What lines of the data include the string "icon"? Copy them all.
◇ ◇ ◇
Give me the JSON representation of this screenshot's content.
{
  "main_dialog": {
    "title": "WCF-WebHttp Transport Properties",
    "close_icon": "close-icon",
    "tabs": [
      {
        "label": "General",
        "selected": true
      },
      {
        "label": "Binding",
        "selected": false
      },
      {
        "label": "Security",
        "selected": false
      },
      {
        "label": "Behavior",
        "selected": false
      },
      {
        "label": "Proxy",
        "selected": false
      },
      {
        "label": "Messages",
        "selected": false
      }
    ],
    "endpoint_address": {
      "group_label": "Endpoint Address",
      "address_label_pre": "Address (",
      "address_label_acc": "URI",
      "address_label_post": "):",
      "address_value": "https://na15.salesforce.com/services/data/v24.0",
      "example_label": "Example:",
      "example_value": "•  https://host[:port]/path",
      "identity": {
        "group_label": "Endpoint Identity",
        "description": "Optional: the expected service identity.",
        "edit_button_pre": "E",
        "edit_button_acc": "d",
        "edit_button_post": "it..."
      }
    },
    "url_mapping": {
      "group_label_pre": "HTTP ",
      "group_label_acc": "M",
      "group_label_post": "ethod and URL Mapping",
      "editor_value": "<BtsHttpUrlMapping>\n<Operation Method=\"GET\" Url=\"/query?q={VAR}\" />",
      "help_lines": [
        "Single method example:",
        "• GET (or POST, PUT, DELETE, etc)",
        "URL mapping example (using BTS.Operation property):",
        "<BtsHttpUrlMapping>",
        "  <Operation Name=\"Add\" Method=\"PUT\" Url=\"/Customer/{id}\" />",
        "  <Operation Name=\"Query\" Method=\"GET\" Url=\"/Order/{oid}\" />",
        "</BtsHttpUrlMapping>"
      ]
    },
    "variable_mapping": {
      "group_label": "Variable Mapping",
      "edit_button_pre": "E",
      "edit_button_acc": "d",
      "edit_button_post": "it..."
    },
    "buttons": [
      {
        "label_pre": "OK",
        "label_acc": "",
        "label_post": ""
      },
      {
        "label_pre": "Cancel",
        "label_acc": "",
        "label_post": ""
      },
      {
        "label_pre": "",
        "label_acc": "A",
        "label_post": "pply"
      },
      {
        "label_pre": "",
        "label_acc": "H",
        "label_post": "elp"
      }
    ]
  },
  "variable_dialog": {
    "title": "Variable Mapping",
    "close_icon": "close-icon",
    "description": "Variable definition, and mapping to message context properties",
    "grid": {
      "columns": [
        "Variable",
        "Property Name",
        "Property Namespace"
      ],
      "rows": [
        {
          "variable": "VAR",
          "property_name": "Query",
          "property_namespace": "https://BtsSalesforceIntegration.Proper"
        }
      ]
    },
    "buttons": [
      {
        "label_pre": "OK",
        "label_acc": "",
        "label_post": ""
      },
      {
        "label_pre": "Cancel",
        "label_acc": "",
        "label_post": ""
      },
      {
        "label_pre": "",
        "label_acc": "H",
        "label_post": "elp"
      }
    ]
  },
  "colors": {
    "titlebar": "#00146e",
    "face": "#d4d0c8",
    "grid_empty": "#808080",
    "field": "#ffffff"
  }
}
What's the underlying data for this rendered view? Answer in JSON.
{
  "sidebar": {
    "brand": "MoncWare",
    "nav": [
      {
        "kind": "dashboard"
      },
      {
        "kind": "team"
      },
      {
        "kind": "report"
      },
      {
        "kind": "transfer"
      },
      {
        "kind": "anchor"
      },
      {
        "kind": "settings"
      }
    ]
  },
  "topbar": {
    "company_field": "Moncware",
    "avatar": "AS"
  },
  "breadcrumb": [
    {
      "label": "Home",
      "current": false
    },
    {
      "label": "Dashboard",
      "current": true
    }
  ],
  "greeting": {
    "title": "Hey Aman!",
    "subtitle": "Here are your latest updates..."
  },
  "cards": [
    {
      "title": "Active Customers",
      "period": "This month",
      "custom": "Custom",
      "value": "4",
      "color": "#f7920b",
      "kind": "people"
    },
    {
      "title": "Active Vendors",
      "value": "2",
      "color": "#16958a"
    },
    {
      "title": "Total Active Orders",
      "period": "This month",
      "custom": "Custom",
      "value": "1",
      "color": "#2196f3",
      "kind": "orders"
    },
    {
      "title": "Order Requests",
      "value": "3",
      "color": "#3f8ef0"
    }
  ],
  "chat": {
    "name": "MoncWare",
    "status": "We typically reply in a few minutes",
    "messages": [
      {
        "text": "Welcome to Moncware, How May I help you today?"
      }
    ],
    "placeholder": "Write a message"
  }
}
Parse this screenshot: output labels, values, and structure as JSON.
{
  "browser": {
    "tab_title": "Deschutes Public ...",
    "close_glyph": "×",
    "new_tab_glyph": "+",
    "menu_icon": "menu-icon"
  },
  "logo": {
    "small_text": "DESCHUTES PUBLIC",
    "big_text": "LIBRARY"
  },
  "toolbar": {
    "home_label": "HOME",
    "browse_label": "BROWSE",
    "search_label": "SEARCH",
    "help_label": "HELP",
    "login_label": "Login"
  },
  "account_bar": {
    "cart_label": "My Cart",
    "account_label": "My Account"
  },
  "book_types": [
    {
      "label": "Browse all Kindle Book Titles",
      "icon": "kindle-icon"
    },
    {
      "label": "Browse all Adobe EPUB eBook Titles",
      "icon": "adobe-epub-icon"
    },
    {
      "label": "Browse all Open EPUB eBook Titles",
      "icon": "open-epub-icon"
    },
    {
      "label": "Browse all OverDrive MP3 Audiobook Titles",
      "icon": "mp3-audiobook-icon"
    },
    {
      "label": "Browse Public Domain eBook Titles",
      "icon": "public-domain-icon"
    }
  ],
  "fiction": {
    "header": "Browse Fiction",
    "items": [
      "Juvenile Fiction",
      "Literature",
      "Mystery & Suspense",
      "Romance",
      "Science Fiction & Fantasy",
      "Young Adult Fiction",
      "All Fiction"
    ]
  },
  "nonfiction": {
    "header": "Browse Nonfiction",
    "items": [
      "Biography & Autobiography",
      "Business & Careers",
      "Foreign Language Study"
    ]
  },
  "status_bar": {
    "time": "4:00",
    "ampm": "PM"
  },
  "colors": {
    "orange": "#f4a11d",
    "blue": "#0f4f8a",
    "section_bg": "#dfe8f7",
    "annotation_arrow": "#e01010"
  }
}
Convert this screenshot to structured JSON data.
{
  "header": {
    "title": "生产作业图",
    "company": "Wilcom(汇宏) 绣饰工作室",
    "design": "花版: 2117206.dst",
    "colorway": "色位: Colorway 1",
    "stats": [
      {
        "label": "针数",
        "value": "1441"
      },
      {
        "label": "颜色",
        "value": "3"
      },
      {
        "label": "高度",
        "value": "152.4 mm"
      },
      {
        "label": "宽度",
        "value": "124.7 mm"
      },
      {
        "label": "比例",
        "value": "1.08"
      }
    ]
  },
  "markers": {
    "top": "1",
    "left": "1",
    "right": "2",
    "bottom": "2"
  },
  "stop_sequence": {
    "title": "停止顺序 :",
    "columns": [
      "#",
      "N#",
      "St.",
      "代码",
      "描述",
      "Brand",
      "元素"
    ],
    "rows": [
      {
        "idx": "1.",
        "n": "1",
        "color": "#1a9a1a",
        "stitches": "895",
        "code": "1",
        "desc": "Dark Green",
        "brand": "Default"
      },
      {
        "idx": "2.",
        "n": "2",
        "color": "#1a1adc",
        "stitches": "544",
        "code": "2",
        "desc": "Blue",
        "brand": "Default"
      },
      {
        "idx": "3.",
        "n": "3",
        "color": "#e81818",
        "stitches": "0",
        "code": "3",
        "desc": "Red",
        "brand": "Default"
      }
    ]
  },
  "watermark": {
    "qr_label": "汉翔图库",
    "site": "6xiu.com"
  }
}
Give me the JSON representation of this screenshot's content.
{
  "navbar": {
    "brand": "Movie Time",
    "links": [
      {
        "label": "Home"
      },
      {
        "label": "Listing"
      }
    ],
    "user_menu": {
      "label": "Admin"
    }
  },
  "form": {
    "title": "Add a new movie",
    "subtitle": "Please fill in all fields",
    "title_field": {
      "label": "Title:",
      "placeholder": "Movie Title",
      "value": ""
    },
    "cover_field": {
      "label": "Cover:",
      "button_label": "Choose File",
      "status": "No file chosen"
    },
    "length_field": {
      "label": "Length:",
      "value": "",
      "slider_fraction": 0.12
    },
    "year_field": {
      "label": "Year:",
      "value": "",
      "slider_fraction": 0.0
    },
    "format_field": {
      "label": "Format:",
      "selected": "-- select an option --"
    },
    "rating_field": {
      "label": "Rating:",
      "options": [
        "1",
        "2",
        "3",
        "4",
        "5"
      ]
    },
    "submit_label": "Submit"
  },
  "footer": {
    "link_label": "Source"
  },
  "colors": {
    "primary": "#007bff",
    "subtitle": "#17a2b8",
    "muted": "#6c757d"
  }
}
◇ ◇ ◇
Result of the task:
    "close_icon": "close-icon",
    "close_icon": "close-icon",
    "menu_icon": "menu-icon"
      "icon": "kindle-icon"
      "icon": "adobe-epub-icon"
      "icon": "open-epub-icon"
      "icon": "mp3-audiobook-icon"
      "icon": "public-domain-icon"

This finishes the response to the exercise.